**Exercise:**
Copy out each line below exactly as it appears.

[Raw records]
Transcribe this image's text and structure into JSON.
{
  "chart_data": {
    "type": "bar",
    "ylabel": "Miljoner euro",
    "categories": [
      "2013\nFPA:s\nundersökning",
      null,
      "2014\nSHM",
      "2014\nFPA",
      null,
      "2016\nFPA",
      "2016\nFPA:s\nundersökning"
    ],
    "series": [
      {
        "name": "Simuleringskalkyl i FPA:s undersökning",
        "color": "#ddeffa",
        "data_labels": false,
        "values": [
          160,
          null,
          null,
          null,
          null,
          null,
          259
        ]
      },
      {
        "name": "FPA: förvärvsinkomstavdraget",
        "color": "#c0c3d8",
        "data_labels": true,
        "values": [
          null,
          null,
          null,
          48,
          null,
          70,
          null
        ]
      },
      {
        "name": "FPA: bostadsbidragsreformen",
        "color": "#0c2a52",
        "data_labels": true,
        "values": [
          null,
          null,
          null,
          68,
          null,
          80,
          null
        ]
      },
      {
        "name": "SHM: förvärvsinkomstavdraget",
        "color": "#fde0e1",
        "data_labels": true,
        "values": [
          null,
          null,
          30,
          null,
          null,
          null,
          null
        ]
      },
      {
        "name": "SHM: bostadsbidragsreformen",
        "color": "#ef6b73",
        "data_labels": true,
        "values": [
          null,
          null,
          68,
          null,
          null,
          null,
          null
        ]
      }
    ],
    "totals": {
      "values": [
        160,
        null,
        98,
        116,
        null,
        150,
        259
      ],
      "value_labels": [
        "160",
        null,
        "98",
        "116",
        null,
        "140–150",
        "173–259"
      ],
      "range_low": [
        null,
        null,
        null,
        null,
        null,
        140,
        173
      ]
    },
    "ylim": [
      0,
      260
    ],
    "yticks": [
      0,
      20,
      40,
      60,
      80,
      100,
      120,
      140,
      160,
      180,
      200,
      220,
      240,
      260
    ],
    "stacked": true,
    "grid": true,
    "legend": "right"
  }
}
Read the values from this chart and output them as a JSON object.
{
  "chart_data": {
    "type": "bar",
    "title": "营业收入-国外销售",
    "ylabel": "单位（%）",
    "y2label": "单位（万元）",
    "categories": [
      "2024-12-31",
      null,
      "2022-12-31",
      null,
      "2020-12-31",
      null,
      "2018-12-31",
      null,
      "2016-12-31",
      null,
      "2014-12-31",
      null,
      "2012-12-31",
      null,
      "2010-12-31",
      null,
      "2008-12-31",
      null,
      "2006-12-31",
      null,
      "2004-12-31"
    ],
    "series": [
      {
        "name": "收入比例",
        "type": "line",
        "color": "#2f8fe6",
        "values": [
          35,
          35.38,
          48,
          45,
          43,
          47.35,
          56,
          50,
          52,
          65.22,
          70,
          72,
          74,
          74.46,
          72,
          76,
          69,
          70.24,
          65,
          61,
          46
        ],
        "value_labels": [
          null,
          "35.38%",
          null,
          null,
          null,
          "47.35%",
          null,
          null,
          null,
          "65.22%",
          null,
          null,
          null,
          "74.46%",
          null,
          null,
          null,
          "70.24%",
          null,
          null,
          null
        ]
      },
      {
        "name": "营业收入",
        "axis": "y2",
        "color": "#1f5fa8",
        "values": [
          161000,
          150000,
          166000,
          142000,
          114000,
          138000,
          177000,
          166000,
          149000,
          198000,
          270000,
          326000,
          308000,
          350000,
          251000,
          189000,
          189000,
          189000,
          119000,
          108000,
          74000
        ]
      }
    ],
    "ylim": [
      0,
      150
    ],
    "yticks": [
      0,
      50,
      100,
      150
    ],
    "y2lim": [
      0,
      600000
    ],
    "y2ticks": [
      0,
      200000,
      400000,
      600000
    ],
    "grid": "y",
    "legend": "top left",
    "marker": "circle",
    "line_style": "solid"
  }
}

**The response:**
Transcribe this image's text and structure into JSON.
{
  "chart_data": {
    "type": "bar",
    "ylabel": "Miljoner euro",
    "categories": [
      "2013\nFPA:s\nundersökning",
      null,
      "2014\nSHM",
      "2014\nFPA",
      null,
      "2016\nFPA",
      "2016\nFPA:s\nundersökning"
    ],
    "series": [
      {
        "name": "Simuleringskalkyl i FPA:s undersökning",
        "color": "#ddeffa",
        "data_labels": false,
        "values": [
          160,
          null,
          null,
          null,
          null,
          null,
          259
        ]
      },
      {
        "name": "FPA: förvärvsinkomstavdraget",
        "color": "#c0c3d8",
        "data_labels": true,
        "values": [
          null,
          null,
          null,
          48,
          null,
          70,
          null
        ]
      },
      {
        "name": "FPA: bostadsbidragsreformen",
        "color": "#0c2a52",
        "data_labels": true,
        "values": [
          null,
          null,
          null,
          68,
          null,
          80,
          null
        ]
      },
      {
        "name": "SHM: förvärvsinkomstavdraget",
        "color": "#fde0e1",
        "data_labels": true,
        "values": [
          null,
          null,
          30,
          null,
          null,
          null,
          null
        ]
      },
      {
        "name": "SHM: bostadsbidragsreformen",
        "color": "#ef6b73",
        "data_labels": true,
        "values": [
          null,
          null,
          68,
          null,
          null,
          null,
          null
        ]
      }
    ],
    "totals": {
      "values": [
        160,
        null,
        98,
        116,
        null,
        150,
        259
      ],
      "value_labels": [
        "160",
        null,
        "98",
        "116",
        null,
        "140–150",
        "173–259"
      ],
      "range_low": [
        null,
        null,
        null,
        null,
        null,
        140,
        173
      ]
    },
    "ylim": [
      0,
      260
    ],
    "yticks": [
      0,
      20,
      40,
      60,
      80,
      100,
      120,
      140,
      160,
      180,
      200,
      220,
      240,
      260
    ],
    "stacked": true,
    "grid": true,
    "legend": "right"
  }
}
Read the values from this chart and output them as a JSON object.
{
  "chart_data": {
    "type": "bar",
    "title": "营业收入-国外销售",
    "ylabel": "单位（%）",
    "y2label": "单位（万元）",
    "categories": [
      "2024-12-31",
      null,
      "2022-12-31",
      null,
      "2020-12-31",
      null,
      "2018-12-31",
      null,
      "2016-12-31",
      null,
      "2014-12-31",
      null,
      "2012-12-31",
      null,
      "2010-12-31",
      null,
      "2008-12-31",
      null,
      "2006-12-31",
      null,
      "2004-12-31"
    ],
    "series": [
      {
        "name": "收入比例",
        "type": "line",
        "color": "#2f8fe6",
        "values": [
          35,
          35.38,
          48,
          45,
          43,
          47.35,
          56,
          50,
          52,
          65.22,
          70,
          72,
          74,
          74.46,
          72,
          76,
          69,
          70.24,
          65,
          61,
          46
        ],
        "value_labels": [
          null,
          "35.38%",
          null,
          null,
          null,
          "47.35%",
          null,
          null,
          null,
          "65.22%",
          null,
          null,
          null,
          "74.46%",
          null,
          null,
          null,
          "70.24%",
          null,
          null,
          null
        ]
      },
      {
        "name": "营业收入",
        "axis": "y2",
        "color": "#1f5fa8",
        "values": [
          161000,
          150000,
          166000,
          142000,
          114000,
          138000,
          177000,
          166000,
          149000,
          198000,
          270000,
          326000,
          308000,
          350000,
          251000,
          189000,
          189000,
          189000,
          119000,
          108000,
          74000
        ]
      }
    ],
    "ylim": [
      0,
      150
    ],
    "yticks": [
      0,
      50,
      100,
      150
    ],
    "y2lim": [
      0,
      600000
    ],
    "y2ticks": [
      0,
      200000,
      400000,
      600000
    ],
    "grid": "y",
    "legend": "top left",
    "marker": "circle",
    "line_style": "solid"
  }
}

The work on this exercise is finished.